> **Exercise directions**
Whenever a line contains the string "JSON", copy it out of the entries.

> **Exercise material**
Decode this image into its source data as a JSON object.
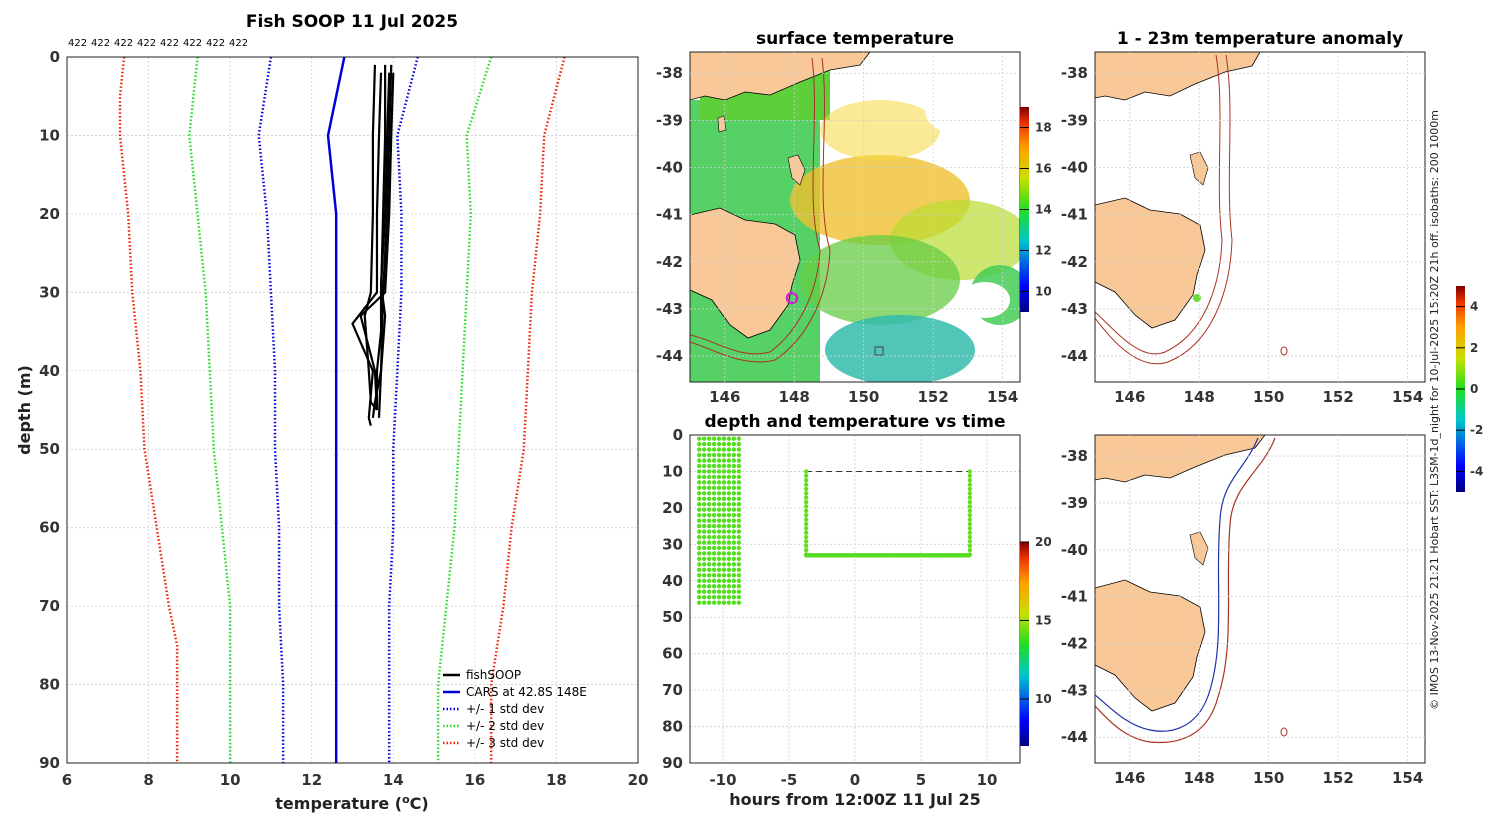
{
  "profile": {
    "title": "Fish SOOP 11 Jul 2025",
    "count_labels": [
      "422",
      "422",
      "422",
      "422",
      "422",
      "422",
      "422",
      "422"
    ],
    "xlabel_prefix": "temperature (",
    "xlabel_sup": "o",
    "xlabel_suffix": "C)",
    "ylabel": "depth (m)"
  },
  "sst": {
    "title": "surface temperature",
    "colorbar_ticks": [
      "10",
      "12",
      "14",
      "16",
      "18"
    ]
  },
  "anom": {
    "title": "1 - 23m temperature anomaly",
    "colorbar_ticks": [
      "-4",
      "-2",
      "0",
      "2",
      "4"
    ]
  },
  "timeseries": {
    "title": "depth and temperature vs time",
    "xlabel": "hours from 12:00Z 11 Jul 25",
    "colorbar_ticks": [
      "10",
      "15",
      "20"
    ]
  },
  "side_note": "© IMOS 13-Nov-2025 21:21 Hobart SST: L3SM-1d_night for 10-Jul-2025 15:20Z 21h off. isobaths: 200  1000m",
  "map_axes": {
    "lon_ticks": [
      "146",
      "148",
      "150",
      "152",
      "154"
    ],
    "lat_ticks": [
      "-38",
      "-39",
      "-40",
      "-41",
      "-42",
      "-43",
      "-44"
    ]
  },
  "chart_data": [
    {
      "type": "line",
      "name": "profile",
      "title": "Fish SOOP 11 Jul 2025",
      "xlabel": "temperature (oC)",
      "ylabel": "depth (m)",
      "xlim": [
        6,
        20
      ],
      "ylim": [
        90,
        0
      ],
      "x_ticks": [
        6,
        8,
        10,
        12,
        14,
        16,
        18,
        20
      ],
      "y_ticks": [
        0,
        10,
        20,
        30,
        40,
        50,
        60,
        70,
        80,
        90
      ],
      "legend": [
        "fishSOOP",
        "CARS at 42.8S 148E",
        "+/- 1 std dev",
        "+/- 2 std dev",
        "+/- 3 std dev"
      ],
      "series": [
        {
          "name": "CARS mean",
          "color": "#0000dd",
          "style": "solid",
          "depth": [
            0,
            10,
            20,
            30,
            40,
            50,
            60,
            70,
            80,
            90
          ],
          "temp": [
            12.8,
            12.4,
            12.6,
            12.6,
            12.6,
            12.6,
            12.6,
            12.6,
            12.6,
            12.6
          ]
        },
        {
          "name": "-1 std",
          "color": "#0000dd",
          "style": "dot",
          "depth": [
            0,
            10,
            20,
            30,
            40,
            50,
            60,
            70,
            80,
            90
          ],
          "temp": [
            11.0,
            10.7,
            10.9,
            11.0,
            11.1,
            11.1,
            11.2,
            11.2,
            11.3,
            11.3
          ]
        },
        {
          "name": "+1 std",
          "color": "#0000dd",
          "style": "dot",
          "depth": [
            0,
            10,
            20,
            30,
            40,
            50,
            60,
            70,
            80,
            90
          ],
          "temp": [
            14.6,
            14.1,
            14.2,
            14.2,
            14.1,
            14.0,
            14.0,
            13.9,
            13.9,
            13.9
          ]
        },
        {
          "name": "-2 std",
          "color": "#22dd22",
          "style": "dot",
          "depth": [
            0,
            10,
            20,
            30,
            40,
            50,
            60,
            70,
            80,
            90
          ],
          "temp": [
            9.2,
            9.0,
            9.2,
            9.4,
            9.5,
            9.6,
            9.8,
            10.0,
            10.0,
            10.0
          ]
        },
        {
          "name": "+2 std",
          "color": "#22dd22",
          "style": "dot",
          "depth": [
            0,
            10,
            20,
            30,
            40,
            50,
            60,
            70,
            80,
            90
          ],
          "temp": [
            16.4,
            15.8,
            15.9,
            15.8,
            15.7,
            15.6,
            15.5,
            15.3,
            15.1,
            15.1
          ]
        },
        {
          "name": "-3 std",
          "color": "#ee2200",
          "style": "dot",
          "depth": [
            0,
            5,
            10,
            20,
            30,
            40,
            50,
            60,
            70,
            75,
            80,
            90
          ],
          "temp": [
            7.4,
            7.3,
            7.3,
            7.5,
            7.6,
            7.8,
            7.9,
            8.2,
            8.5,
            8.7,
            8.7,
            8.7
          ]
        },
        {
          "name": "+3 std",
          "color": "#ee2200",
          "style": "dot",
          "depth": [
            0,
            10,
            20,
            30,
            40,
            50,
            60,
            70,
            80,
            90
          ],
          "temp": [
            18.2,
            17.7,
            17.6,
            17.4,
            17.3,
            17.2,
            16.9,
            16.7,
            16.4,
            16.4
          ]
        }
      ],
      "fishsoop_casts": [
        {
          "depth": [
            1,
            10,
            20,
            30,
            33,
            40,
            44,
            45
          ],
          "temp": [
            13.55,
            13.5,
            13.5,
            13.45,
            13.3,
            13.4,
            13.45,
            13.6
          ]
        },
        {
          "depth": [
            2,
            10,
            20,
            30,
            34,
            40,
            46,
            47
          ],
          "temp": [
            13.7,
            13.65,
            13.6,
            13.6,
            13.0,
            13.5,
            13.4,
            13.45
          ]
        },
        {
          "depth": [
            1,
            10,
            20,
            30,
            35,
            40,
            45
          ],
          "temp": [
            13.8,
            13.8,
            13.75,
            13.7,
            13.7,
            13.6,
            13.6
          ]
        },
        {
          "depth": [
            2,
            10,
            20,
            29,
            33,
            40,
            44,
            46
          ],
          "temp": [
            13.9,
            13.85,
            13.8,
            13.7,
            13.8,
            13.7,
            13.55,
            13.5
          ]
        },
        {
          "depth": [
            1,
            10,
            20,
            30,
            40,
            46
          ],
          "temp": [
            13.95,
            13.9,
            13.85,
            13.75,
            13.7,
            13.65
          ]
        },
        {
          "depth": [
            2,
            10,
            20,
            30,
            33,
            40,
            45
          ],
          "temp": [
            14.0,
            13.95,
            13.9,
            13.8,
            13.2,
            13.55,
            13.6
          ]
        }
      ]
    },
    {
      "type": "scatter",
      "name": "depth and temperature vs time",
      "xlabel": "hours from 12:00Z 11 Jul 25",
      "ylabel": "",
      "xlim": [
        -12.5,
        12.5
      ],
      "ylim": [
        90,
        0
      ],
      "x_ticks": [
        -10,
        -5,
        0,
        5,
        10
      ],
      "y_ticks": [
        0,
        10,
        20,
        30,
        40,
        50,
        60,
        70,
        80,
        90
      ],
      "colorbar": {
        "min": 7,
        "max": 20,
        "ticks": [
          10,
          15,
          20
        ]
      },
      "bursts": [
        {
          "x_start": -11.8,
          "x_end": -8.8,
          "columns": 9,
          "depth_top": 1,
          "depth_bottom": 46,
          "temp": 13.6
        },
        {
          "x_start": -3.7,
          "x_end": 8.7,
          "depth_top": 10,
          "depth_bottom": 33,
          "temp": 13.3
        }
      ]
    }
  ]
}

...

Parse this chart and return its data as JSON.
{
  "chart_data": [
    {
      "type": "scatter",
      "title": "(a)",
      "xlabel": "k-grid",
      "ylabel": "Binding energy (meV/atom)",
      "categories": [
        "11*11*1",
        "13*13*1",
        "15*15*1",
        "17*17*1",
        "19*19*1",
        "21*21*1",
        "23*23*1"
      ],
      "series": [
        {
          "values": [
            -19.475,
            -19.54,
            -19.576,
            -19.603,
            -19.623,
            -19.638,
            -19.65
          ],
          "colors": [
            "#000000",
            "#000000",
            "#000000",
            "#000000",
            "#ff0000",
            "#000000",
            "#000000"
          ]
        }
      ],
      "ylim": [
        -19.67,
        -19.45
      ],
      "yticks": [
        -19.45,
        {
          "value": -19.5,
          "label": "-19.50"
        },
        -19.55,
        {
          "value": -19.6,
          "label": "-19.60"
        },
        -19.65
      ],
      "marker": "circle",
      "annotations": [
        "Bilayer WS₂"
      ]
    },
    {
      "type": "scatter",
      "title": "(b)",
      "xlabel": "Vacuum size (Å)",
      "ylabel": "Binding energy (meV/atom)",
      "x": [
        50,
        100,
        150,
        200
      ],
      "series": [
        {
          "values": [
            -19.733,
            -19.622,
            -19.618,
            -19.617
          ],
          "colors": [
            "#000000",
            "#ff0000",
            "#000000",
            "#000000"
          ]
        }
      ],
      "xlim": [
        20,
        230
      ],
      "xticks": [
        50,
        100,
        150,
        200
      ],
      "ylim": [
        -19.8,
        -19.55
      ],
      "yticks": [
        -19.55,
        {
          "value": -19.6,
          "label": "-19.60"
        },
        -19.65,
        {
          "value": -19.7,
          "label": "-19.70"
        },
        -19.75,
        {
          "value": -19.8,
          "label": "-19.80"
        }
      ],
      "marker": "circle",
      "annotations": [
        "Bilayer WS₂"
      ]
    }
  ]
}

* * *

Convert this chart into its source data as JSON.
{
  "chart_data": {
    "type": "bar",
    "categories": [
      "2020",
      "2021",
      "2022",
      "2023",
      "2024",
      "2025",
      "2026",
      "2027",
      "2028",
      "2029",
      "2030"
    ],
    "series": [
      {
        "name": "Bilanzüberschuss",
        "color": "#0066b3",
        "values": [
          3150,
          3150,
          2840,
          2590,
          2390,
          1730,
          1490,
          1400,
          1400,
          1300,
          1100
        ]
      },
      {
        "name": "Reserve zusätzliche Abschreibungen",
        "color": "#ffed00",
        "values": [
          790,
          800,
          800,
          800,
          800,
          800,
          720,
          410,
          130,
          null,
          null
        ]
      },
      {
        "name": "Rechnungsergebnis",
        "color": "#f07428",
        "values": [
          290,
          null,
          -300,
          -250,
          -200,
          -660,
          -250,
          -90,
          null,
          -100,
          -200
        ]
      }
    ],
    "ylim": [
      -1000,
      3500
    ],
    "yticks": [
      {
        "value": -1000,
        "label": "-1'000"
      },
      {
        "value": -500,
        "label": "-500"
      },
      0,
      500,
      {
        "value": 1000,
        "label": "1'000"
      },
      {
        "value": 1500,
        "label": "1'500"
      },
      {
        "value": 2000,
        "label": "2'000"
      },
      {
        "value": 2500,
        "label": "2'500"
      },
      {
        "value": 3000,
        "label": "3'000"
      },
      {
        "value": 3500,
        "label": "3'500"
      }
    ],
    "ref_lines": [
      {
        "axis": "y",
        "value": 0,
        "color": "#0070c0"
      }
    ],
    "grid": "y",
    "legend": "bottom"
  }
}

> **Worked solution**
Decode this image into its source data as a JSON object.
Parse this chart and return its data as JSON.
Convert this chart into its source data as JSON.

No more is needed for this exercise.